— begin —
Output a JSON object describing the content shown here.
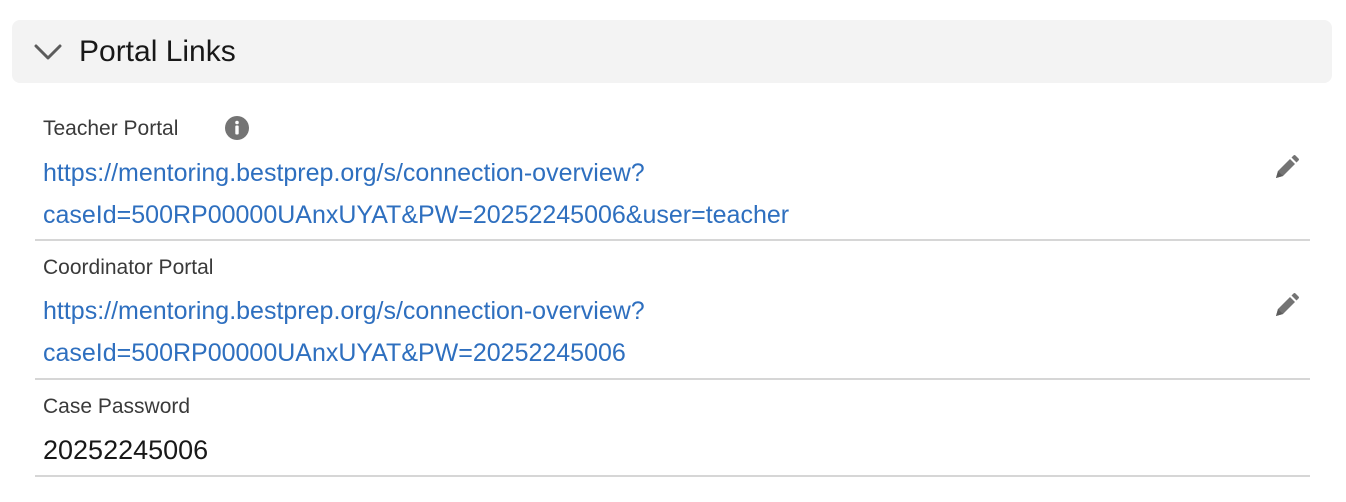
{
  "section": {
    "title": "Portal Links",
    "expanded_icon": "chevron-down-icon"
  },
  "fields": [
    {
      "label": "Teacher Portal",
      "has_help": true,
      "link_line1": "https://mentoring.bestprep.org/s/connection-overview?",
      "link_line2": "caseId=500RP00000UAnxUYAT&PW=20252245006&user=teacher",
      "edit_icon": "pencil-icon"
    },
    {
      "label": "Coordinator Portal",
      "link_line1": "https://mentoring.bestprep.org/s/connection-overview?",
      "link_line2": "caseId=500RP00000UAnxUYAT&PW=20252245006",
      "edit_icon": "pencil-icon"
    },
    {
      "label": "Case Password",
      "value": "20252245006"
    }
  ],
  "colors": {
    "header_bg": "#f3f3f3",
    "link": "#2e6fbf",
    "divider": "#d6d6d6",
    "icon": "#747474"
  }
}
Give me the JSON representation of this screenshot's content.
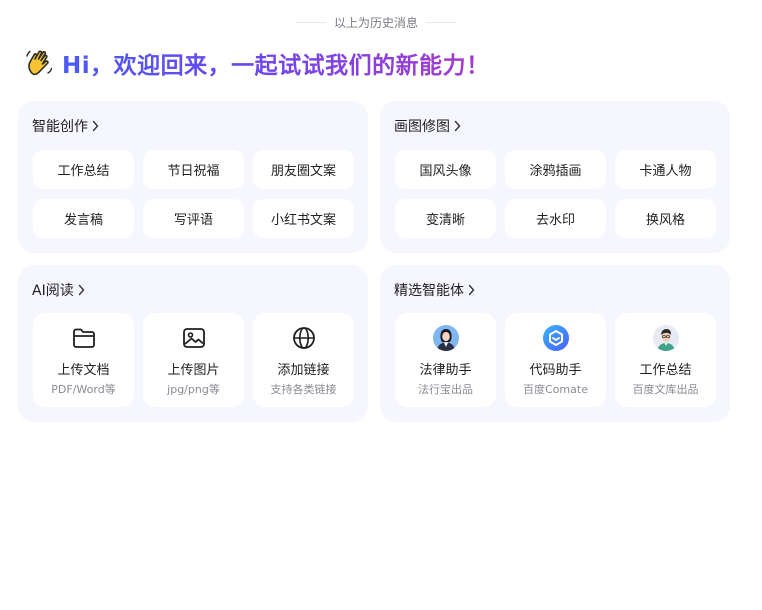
{
  "history_divider": "以上为历史消息",
  "greeting": "Hi，欢迎回来，一起试试我们的新能力！",
  "cards": {
    "creation": {
      "title": "智能创作",
      "chips": [
        "工作总结",
        "节日祝福",
        "朋友圈文案",
        "发言稿",
        "写评语",
        "小红书文案"
      ]
    },
    "image": {
      "title": "画图修图",
      "chips": [
        "国风头像",
        "涂鸦插画",
        "卡通人物",
        "变清晰",
        "去水印",
        "换风格"
      ]
    },
    "reading": {
      "title": "AI阅读",
      "tiles": [
        {
          "icon": "folder-icon",
          "title": "上传文档",
          "sub": "PDF/Word等"
        },
        {
          "icon": "image-icon",
          "title": "上传图片",
          "sub": "jpg/png等"
        },
        {
          "icon": "globe-icon",
          "title": "添加链接",
          "sub": "支持各类链接"
        }
      ]
    },
    "agents": {
      "title": "精选智能体",
      "tiles": [
        {
          "icon": "lawyer-avatar-icon",
          "title": "法律助手",
          "sub": "法行宝出品"
        },
        {
          "icon": "comate-logo-icon",
          "title": "代码助手",
          "sub": "百度Comate"
        },
        {
          "icon": "worker-avatar-icon",
          "title": "工作总结",
          "sub": "百度文库出品"
        }
      ]
    }
  },
  "colors": {
    "card_bg": "#f5f6fe",
    "gradient_start": "#4a5bf2",
    "gradient_end": "#a93ac9",
    "divider_text": "#7a7a85"
  }
}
— end —
What is required | Select and copy every line from the records that includes the word "JSON".

The response |
Output a JSON object describing the content shown here.
Give me the JSON representation of this screenshot's content.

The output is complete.